▶ _TASK OBJECTIVE_
Return each line in the data below that contains the string "sleeve". Case counts.

▶ _DATA TO PROCESS_
= = = = = = =

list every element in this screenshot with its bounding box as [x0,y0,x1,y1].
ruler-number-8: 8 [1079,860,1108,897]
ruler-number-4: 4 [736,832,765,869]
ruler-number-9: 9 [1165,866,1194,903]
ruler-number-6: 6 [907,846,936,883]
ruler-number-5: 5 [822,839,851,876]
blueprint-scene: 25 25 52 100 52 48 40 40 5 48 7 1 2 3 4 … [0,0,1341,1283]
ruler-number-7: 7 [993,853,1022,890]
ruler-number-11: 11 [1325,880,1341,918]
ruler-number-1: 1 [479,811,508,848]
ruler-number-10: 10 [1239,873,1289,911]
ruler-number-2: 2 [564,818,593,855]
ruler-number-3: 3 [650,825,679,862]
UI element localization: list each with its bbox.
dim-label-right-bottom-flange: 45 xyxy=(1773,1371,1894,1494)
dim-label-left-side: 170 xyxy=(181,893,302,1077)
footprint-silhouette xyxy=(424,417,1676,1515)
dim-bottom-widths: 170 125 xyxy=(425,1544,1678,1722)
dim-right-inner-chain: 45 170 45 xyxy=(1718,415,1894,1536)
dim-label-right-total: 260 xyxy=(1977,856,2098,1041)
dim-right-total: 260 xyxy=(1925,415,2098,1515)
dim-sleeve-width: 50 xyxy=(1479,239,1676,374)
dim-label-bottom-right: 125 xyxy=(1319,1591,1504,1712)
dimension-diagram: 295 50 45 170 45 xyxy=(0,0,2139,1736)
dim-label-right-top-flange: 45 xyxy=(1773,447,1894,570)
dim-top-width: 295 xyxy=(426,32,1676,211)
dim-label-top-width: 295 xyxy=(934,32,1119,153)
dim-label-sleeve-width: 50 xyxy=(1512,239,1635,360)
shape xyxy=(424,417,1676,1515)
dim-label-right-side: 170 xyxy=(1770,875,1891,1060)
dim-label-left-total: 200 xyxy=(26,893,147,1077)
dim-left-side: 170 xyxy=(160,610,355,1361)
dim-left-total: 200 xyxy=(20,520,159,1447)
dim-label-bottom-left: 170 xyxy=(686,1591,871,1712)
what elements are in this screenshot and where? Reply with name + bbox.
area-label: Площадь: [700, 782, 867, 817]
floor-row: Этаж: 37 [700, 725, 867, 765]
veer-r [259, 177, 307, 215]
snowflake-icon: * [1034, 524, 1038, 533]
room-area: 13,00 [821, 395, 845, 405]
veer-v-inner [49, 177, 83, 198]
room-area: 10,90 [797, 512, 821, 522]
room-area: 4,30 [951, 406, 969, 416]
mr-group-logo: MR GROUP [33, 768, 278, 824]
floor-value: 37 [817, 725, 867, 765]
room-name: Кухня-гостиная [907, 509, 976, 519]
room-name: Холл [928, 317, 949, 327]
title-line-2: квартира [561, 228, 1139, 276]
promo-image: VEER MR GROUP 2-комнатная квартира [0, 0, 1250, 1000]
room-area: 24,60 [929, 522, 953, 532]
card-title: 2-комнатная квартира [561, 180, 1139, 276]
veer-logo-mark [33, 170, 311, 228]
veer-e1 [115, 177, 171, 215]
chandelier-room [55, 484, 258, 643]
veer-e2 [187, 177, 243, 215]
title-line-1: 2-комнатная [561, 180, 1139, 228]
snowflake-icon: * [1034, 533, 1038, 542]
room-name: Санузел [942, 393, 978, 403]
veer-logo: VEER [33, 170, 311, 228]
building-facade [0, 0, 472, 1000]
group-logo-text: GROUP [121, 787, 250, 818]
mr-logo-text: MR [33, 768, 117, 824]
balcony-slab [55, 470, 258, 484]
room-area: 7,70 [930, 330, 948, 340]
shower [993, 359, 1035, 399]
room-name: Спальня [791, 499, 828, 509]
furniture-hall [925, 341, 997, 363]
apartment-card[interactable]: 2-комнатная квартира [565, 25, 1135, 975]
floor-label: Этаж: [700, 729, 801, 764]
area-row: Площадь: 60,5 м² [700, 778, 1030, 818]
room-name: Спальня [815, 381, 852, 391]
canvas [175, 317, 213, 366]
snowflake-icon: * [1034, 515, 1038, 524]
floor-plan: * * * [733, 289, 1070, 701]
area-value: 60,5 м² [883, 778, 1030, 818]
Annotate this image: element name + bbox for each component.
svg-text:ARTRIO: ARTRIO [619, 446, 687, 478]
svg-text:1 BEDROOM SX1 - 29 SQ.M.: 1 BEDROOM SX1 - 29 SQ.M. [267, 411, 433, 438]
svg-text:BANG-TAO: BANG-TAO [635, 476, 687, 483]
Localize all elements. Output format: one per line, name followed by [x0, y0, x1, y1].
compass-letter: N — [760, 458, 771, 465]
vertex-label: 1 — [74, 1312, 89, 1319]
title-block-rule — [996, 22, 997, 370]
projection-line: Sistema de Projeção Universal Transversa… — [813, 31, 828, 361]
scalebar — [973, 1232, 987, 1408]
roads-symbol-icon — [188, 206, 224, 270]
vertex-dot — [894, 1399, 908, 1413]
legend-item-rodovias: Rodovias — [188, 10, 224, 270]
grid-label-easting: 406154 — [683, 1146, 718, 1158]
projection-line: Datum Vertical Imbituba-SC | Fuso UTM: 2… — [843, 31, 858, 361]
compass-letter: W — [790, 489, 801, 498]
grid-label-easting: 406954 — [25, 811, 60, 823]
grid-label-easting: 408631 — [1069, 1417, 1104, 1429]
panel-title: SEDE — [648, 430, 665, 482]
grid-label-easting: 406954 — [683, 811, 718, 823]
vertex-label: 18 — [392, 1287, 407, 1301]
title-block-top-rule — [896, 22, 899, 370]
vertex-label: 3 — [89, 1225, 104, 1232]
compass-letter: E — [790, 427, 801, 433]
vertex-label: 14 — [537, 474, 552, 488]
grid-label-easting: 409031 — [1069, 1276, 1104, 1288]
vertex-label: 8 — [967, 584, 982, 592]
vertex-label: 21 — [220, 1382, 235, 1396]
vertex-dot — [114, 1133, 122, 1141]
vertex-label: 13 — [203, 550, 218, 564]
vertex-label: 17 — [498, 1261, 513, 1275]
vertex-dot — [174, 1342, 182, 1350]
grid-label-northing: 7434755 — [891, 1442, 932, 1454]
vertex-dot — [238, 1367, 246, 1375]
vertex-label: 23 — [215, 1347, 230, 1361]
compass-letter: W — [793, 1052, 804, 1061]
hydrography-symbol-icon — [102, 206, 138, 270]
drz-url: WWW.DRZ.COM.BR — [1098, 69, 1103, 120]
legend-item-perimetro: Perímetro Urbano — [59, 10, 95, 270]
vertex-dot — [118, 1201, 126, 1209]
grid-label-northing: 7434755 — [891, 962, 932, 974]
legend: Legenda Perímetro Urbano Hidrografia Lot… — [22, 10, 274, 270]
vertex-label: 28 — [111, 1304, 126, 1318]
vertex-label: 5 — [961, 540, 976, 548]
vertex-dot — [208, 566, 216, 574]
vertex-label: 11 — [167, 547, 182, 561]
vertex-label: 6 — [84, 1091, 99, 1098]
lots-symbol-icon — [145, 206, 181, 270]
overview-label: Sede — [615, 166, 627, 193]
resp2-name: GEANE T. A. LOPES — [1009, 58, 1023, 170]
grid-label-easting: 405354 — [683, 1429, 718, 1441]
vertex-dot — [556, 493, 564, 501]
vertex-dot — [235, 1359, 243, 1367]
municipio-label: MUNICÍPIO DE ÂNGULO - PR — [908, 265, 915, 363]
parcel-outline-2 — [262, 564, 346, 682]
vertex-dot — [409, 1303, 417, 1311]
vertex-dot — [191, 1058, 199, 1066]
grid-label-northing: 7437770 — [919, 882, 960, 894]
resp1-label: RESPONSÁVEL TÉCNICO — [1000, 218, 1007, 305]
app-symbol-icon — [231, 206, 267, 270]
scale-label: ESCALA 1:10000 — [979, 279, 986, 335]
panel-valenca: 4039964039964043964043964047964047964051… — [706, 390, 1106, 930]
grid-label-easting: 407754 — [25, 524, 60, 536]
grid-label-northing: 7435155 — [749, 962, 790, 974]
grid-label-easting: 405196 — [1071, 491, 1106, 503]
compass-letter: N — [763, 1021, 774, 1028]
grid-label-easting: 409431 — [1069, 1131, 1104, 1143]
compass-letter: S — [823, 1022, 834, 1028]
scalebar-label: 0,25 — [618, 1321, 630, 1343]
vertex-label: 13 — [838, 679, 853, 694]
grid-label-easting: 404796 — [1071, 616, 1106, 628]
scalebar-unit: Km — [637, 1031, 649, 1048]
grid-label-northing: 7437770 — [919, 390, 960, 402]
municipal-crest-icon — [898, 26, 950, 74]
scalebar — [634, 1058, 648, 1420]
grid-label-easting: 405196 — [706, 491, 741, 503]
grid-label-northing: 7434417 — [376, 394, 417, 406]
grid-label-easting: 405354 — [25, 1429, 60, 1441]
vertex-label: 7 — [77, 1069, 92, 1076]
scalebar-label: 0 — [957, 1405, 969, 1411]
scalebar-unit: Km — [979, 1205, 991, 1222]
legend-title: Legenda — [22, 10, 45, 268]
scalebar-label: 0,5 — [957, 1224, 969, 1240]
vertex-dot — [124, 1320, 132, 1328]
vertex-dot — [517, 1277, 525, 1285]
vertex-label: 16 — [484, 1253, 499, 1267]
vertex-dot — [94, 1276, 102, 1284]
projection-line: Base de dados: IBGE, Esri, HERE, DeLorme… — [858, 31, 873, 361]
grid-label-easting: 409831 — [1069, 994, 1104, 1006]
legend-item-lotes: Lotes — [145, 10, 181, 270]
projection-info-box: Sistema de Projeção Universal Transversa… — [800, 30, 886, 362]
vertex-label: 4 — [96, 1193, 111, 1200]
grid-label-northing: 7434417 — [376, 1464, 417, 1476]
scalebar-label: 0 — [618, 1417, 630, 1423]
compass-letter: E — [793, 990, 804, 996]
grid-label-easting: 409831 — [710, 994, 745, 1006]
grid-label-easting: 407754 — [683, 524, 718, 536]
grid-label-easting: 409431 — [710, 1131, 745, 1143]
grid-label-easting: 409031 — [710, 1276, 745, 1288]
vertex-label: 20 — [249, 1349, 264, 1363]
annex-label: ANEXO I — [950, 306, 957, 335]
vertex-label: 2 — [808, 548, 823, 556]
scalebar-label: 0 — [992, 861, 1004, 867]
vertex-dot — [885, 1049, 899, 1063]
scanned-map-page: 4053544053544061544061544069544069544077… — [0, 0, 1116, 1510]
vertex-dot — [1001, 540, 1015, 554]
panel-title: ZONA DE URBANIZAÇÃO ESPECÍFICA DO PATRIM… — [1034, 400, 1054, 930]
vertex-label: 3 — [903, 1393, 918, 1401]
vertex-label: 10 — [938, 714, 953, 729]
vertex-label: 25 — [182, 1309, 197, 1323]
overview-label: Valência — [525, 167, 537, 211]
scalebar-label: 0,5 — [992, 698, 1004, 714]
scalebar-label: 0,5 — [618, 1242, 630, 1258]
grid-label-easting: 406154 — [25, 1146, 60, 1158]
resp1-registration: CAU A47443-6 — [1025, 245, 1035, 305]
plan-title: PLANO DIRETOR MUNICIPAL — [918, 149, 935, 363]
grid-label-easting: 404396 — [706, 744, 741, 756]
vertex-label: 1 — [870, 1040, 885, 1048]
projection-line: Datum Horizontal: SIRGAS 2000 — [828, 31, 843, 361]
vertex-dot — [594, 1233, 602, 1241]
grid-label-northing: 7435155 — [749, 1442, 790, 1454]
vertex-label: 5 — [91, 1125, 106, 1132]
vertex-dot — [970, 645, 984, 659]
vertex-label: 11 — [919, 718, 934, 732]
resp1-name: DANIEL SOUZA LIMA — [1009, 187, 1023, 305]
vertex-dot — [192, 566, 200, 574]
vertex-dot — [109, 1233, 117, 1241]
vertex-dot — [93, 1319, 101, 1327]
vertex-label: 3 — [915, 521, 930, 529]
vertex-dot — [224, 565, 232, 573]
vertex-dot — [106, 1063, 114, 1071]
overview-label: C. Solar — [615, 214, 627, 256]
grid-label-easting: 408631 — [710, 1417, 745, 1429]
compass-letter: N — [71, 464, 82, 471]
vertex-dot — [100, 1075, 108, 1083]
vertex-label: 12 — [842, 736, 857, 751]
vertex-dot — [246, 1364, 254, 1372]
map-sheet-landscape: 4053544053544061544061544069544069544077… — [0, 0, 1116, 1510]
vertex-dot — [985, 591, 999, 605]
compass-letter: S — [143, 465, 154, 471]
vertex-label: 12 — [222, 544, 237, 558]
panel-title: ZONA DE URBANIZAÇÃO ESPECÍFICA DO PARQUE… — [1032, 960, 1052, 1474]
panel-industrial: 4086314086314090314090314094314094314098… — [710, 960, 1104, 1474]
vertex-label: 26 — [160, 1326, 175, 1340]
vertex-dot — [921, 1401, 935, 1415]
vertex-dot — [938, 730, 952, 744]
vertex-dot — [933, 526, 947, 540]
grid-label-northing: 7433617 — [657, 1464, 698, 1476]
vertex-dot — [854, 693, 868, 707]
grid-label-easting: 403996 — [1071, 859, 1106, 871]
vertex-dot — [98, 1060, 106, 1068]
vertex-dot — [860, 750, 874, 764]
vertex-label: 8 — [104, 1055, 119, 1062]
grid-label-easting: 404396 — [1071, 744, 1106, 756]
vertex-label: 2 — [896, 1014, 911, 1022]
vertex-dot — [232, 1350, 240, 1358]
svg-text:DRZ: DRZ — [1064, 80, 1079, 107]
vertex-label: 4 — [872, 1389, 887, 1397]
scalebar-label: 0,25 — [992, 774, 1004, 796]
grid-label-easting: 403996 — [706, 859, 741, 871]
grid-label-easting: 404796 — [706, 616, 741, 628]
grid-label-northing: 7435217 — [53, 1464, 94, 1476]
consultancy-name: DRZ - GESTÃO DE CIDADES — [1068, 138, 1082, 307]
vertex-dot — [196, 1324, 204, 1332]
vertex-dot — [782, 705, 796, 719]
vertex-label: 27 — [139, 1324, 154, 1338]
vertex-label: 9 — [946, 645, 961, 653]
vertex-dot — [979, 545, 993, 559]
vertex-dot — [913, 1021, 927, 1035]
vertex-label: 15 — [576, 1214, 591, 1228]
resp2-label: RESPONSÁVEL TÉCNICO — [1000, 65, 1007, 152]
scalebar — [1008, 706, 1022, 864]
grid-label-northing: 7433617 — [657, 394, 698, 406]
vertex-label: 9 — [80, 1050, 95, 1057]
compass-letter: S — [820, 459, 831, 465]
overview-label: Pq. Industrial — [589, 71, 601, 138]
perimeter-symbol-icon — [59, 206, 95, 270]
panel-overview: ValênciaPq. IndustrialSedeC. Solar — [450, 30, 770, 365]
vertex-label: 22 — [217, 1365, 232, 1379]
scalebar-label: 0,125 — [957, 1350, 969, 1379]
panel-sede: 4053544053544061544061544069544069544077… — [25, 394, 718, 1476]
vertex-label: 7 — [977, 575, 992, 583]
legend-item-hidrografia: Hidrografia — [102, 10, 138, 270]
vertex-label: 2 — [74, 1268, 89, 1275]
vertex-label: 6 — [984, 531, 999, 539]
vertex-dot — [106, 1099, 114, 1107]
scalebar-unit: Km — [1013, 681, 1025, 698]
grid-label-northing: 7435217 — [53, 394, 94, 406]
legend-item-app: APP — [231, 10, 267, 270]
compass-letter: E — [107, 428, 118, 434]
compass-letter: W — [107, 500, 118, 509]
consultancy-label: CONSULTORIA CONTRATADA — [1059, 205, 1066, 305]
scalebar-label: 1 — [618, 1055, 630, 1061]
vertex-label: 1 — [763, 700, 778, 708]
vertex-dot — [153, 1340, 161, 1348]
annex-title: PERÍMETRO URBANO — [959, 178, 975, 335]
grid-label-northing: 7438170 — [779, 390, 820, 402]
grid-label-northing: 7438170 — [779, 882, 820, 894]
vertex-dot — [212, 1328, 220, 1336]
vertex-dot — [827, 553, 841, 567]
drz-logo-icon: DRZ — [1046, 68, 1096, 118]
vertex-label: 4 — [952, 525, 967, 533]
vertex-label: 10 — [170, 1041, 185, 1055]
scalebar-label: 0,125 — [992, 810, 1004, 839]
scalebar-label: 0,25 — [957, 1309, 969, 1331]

= = = = = = =

▶ _SOLUTION FOR THIS TASK_
dim-sleeve-width: 50 xyxy=(1479,239,1676,374)
dim-label-sleeve-width: 50 xyxy=(1512,239,1635,360)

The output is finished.